#### [Text passage]
----------------

Sunday, January 17, 2010

Roasted Eggplant with Tomato and Garlic



You return from the weekend grocery shopping with a bag full of eggplant or aubergine (among other things) and should start making dinner within the next thirty minutes? What do you do? Think about your favourite eggplant dish? If you are anything like me, eggplant would rule. Not only because I have to prevent all those ‘over-shopped’ purple beauties from spoiling, but also because it is one of those vegetables which I find challenging with its often stereotyped recipes! 

Then what? Fry it, grill it, or bake it. Exactly what combination of vegetables? Have it with or without cheese? Should it rule the meal or be happy with a side role? Well, I remember my childhood, Indian days. The whole of winter (okay, I come down to ‘most of the winter’ but that was really it, Mom) my mother will serve a big ‘healthy’ soupy curry with all (mind you, ALL) the available winter vegetables immersed in half a foot of thin red gravy. Well, red because it also included chunks of beet.

This special ‘winter’ ‘healthy’ vegetable dish would inevitably have cabbage, cauliflower, carrot, peas, beet, turnips, beans, potato, tomato, and of course, eggplant or aubergine. That was my mother’s speciality – without analysing the beginning or end of it, I should say winter and vegetables remind me of this soupy red bowl of veggies that smelled and tasted so fresh and warm. And delicious. Doubtlessly. But that’s a story for another time. Now, I have to have something different and special.

----------------

#### [Records provided]
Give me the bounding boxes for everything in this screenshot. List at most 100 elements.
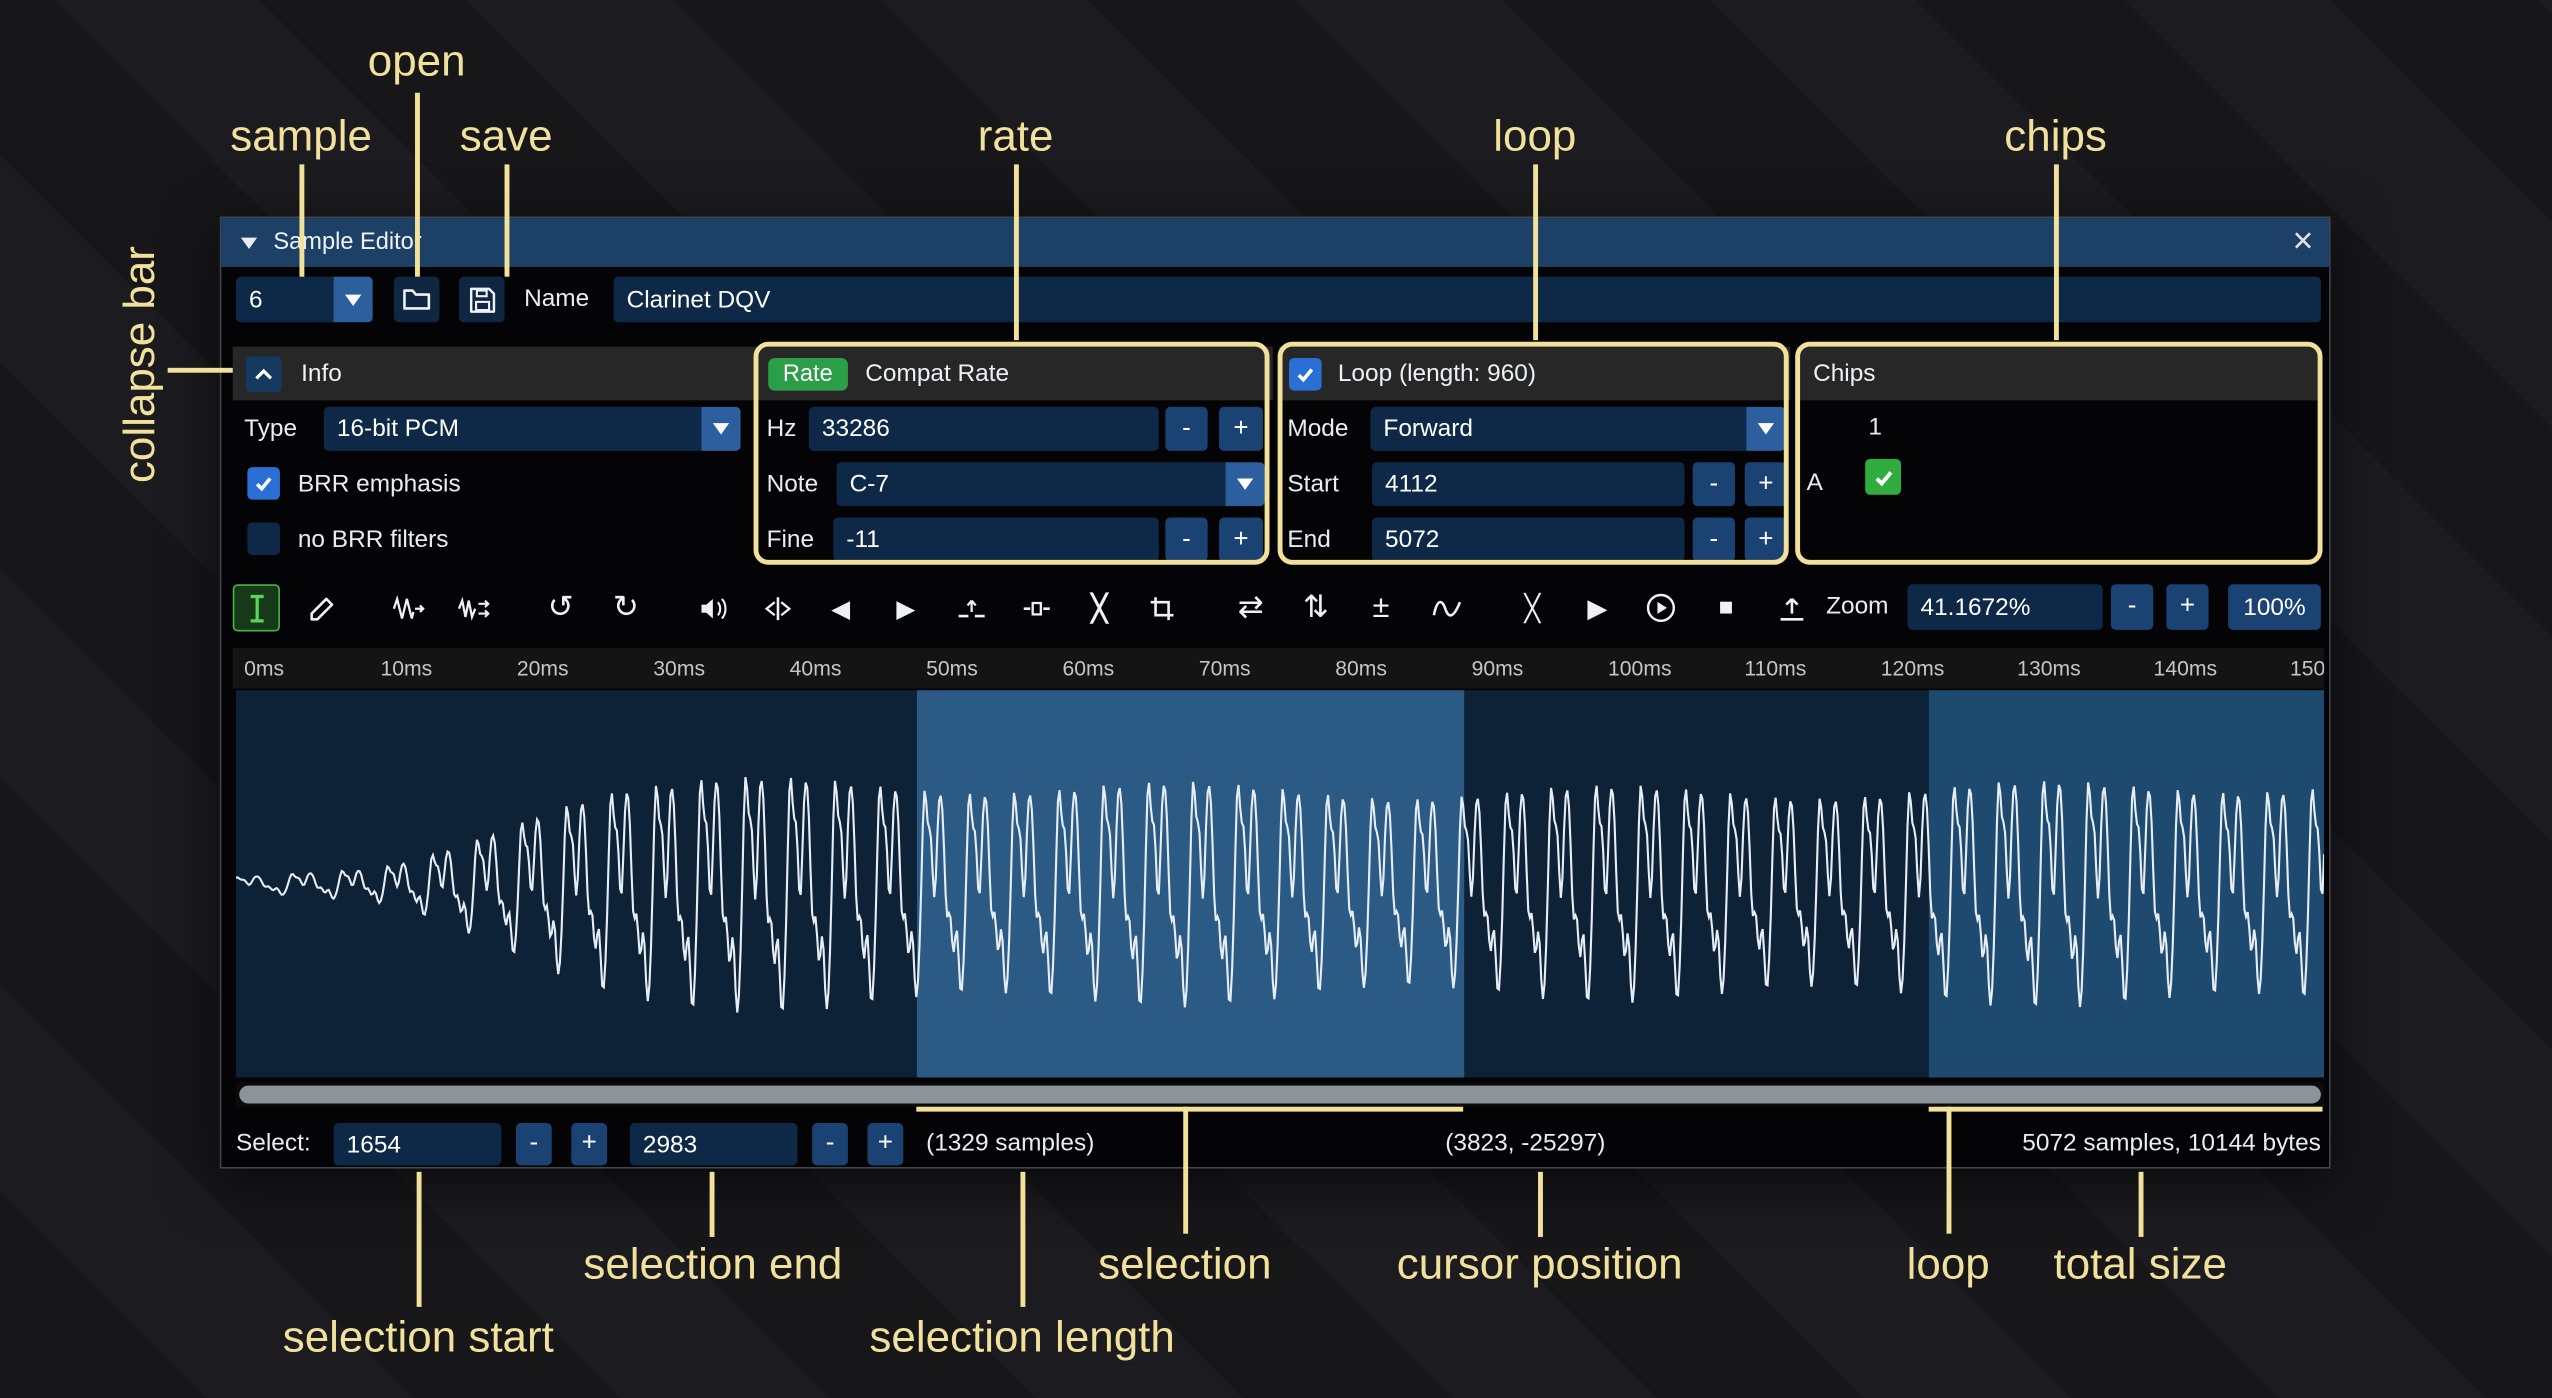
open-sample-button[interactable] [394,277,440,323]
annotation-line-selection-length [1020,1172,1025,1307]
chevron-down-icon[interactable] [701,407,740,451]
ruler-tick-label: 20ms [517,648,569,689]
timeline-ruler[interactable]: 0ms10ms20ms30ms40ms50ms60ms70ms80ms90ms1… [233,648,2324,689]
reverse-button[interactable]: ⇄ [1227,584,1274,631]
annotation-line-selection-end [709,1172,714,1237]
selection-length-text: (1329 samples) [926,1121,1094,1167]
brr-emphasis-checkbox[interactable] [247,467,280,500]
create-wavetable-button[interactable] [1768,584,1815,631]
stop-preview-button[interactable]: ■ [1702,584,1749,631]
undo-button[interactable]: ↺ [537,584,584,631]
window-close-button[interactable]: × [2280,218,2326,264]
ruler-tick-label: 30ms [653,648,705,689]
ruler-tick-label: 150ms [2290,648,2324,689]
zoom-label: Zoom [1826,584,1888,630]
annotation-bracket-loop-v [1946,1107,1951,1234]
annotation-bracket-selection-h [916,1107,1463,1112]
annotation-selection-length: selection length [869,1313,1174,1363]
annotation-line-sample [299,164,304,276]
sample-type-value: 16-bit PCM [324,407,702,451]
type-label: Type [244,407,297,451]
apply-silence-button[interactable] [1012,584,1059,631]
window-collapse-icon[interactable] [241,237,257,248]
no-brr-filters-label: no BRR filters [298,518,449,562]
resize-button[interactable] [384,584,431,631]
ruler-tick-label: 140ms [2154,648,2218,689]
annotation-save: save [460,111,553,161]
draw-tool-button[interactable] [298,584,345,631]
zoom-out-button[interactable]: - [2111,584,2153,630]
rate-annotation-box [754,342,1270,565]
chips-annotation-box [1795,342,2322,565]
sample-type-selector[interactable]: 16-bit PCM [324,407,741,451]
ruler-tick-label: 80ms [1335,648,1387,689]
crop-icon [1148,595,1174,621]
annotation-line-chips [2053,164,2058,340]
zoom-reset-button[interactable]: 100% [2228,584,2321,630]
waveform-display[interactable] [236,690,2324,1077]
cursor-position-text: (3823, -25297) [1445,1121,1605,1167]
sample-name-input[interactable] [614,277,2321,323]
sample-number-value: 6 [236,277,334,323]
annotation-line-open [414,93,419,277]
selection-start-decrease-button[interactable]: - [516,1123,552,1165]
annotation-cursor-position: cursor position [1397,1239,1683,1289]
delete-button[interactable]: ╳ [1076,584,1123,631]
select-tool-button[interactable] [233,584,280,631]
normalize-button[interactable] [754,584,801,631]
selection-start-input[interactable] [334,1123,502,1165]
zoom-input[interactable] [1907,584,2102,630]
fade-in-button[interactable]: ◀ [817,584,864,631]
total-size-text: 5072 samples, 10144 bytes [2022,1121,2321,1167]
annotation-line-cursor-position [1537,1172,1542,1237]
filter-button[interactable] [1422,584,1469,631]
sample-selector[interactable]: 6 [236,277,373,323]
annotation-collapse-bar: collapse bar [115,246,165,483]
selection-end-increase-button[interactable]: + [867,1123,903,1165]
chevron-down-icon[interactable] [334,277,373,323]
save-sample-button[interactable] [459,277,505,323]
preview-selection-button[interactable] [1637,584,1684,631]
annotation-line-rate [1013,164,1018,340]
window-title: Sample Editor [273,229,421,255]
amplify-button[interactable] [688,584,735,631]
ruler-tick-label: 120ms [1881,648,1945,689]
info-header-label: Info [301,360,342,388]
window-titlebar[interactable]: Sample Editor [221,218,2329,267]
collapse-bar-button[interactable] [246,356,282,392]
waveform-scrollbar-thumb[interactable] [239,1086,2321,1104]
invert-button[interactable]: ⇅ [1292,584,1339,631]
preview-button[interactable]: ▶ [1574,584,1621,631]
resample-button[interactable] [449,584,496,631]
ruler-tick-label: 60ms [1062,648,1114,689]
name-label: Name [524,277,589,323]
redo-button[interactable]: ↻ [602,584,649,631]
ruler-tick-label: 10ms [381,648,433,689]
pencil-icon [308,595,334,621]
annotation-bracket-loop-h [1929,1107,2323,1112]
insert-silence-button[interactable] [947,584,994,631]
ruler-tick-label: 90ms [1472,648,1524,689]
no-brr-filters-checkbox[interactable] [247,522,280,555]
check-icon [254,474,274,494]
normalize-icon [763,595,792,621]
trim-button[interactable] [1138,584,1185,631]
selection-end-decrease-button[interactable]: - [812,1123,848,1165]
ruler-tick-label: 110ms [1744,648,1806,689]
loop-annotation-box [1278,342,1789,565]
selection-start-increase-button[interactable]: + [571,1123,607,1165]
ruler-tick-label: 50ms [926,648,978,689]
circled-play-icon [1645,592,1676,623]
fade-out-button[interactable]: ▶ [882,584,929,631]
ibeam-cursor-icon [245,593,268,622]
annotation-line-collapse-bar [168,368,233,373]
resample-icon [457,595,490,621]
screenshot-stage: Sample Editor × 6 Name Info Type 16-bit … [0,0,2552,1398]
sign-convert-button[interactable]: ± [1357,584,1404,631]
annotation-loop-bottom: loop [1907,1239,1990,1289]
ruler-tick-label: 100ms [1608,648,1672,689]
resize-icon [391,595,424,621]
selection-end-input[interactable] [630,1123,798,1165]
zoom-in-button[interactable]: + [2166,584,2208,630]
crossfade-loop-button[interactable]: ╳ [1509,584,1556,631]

----------------

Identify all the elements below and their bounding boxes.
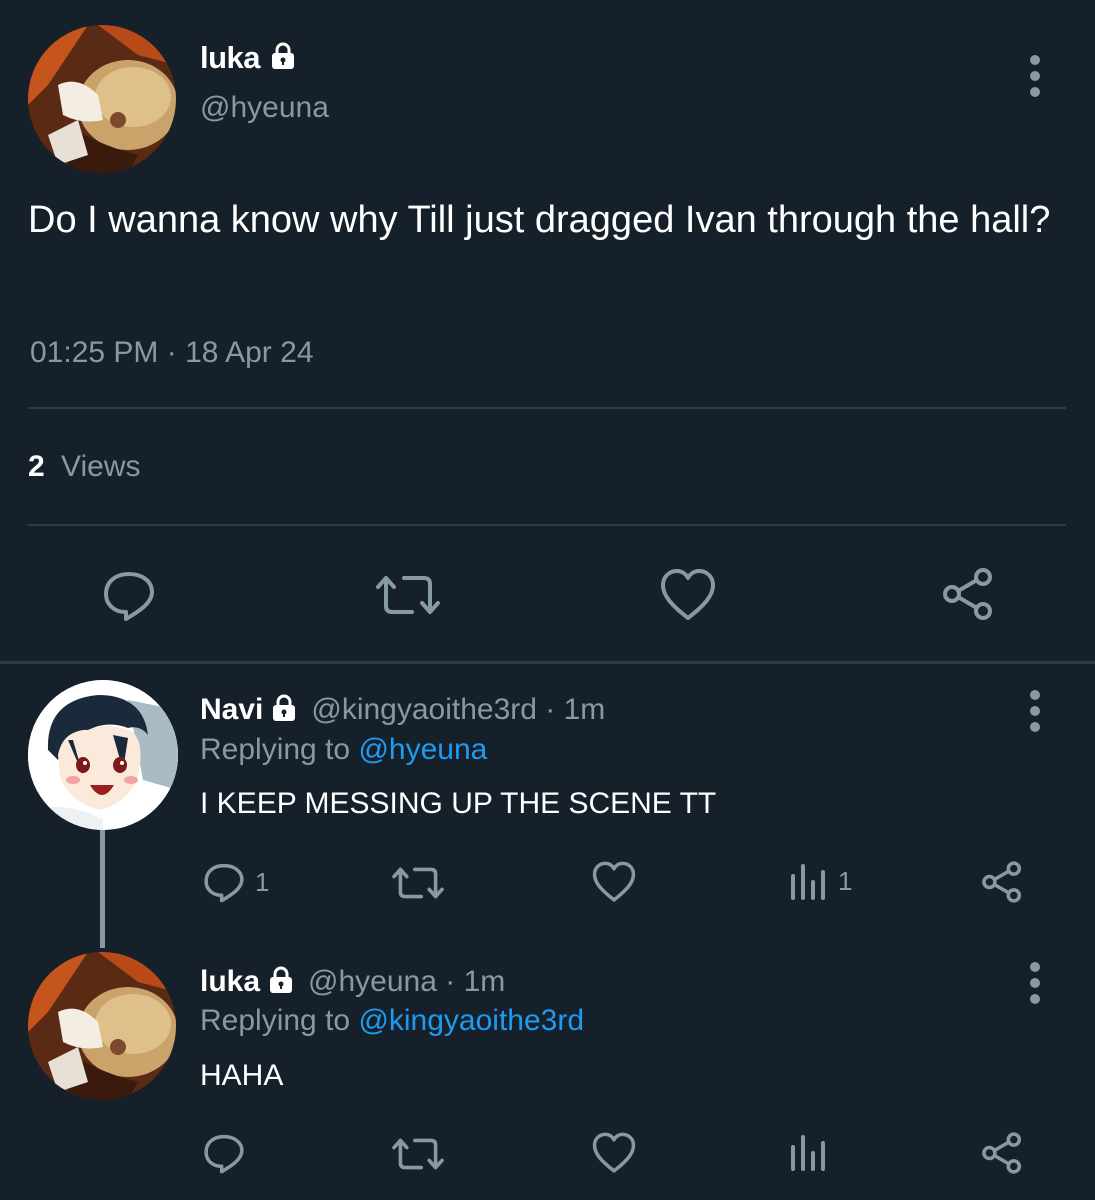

----------------

#### [Exercises]
a - In the roasted eggplant post, what made the gravy of the mother's winter vegetable curry red?
b - Go on with the roasted eggplant post from the point where it stops.

#### [Responses to the tasks]
a - Chunks of beet.

b -
After several sighs and frowns, deep-digging thoughts and fluttering through the recipes, Judy Jackson’s The Jewish Cookbook gives me an answer. Jewish and several other Middle East cuisines use aubergine or eggplant almost like its staple food. There is variation, there is spice, and there is uniqueness. I have a particular fascination for these styles of cooking. Many are quite similar in their use of ingredients or ways of cooking with the Indian cuisine that I grew up savouring. Yet, these recipes give me a fresh perspective to the very familiar tastes and spice-mixes that have influenced me all through. They are new and exciting. They don’t seem like the same old thing, even if you made them a dozen times last month.

Roasted Eggplant with Tomato and Garlic 
~~ from The Jewish Cookbook

What do you need?

~ Aubergines/Eggplant – 2 about 225 gms or 8 oz each, the fresher the better
~ Garlic Cloves – 3
~ Tomato – 2 medium size, should make at least 4 tbsp of puree
~ Olive Oil – The original recipe asks for 6-8 tbsp. I used only 3
~ Salt and ground black pepper – according to taste
~ Sugar – ½ tsp (optional). I didn't use it
~ Parsley for garnishing

What should you do?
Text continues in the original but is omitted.